**Supplied information:**
=======
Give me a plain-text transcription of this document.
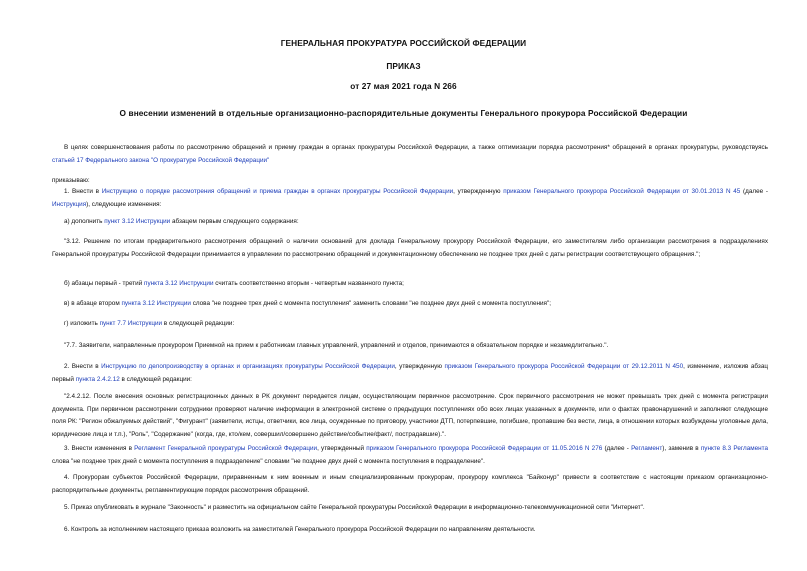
ГЕНЕРАЛЬНАЯ ПРОКУРАТУРА РОССИЙСКОЙ ФЕДЕРАЦИИ
ПРИКАЗ
от 27 мая 2021 года N 266
О внесении изменений в отдельные организационно-распорядительные документы Генерального прокурора Российской Федерации

В целях совершенствования работы по рассмотрению обращений и приему граждан в органах прокуратуры Российской Федерации, а также оптимизации порядка рассмотрения* обращений в органах прокуратуры, руководствуясь статьей 17 Федерального закона "О прокуратуре Российской Федерации"

приказываю:

1. Внести в Инструкцию о порядке рассмотрения обращений и приема граждан в органах прокуратуры Российской Федерации, утвержденную приказом Генерального прокурора Российской Федерации от 30.01.2013 N 45 (далее - Инструкция), следующие изменения:

а) дополнить пункт 3.12 Инструкции абзацем первым следующего содержания:

"3.12. Решение по итогам предварительного рассмотрения обращений о наличии оснований для доклада Генеральному прокурору Российской Федерации, его заместителям либо организации рассмотрения в подразделениях Генеральной прокуратуры Российской Федерации принимается в управлении по рассмотрению обращений и документационному обеспечению не позднее трех дней с даты регистрации соответствующего обращения.";

б) абзацы первый - третий пункта 3.12 Инструкции считать соответственно вторым - четвертым названного пункта;

в) в абзаце втором пункта 3.12 Инструкции слова "не позднее трех дней с момента поступления" заменить словами "не позднее двух дней с момента поступления";

г) изложить пункт 7.7 Инструкции в следующей редакции:

"7.7. Заявители, направленные прокурором Приемной на прием к работникам главных управлений, управлений и отделов, принимаются в обязательном порядке и незамедлительно.".

2. Внести в Инструкцию по делопроизводству в органах и организациях прокуратуры Российской Федерации, утвержденную приказом Генерального прокурора Российской Федерации от 29.12.2011 N 450, изменение, изложив абзац первый пункта 2.4.2.12 в следующей редакции:

"2.4.2.12. После внесения основных регистрационных данных в РК документ передается лицам, осуществляющим первичное рассмотрение. Срок первичного рассмотрения не может превышать трех дней с момента регистрации документа. При первичном рассмотрении сотрудники проверяют наличие информации в электронной системе о предыдущих поступлениях обо всех лицах указанных в документе, или о фактах правонарушений и заполняют следующие поля РК: "Регион обжалуемых действий", "Фигурант" (заявители, истцы, ответчики, все лица, осужденные по приговору, участники ДТП, потерпевшие, погибшие, пропавшие без вести, лица, в отношении которых возбуждены уголовные дела, юридические лица и т.п.), "Роль", "Содержание" (когда, где, кто/кем, совершил/совершено действие/событие/факт/, пострадавшие).".

3. Внести изменения в Регламент Генеральной прокуратуры Российской Федерации, утвержденный приказом Генерального прокурора Российской Федерации от 11.05.2016 N 276 (далее - Регламент), заменив в пункте 8.3 Регламента слова "не позднее трех дней с момента поступления в подразделение" словами "не позднее двух дней с момента поступления в подразделение".

4. Прокурорам субъектов Российской Федерации, приравненным к ним военным и иным специализированным прокурорам, прокурору комплекса "Байконур" привести в соответствие с настоящим приказом организационно-распорядительные документы, регламентирующие порядок рассмотрения обращений.

5. Приказ опубликовать в журнале "Законность" и разместить на официальном сайте Генеральной прокуратуры Российской Федерации в информационно-телекоммуникационной сети "Интернет".

6. Контроль за исполнением настоящего приказа возложить на заместителей Генерального прокурора Российской Федерации по направлениям деятельности.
=======
**Task objective:** Read the entries above, then pull out the lines that include "первый".

**Task result:**
б) абзацы первый - третий пункта 3.12 Инструкции считать соответственно вторым - четвертым названного пункта;
2. Внести в Инструкцию по делопроизводству в органах и организациях прокуратуры Российской Федерации, утвержденную приказом Генерального прокурора Российской Федерации от 29.12.2011 N 450, изменение, изложив абзац первый пункта 2.4.2.12 в следующей редакции:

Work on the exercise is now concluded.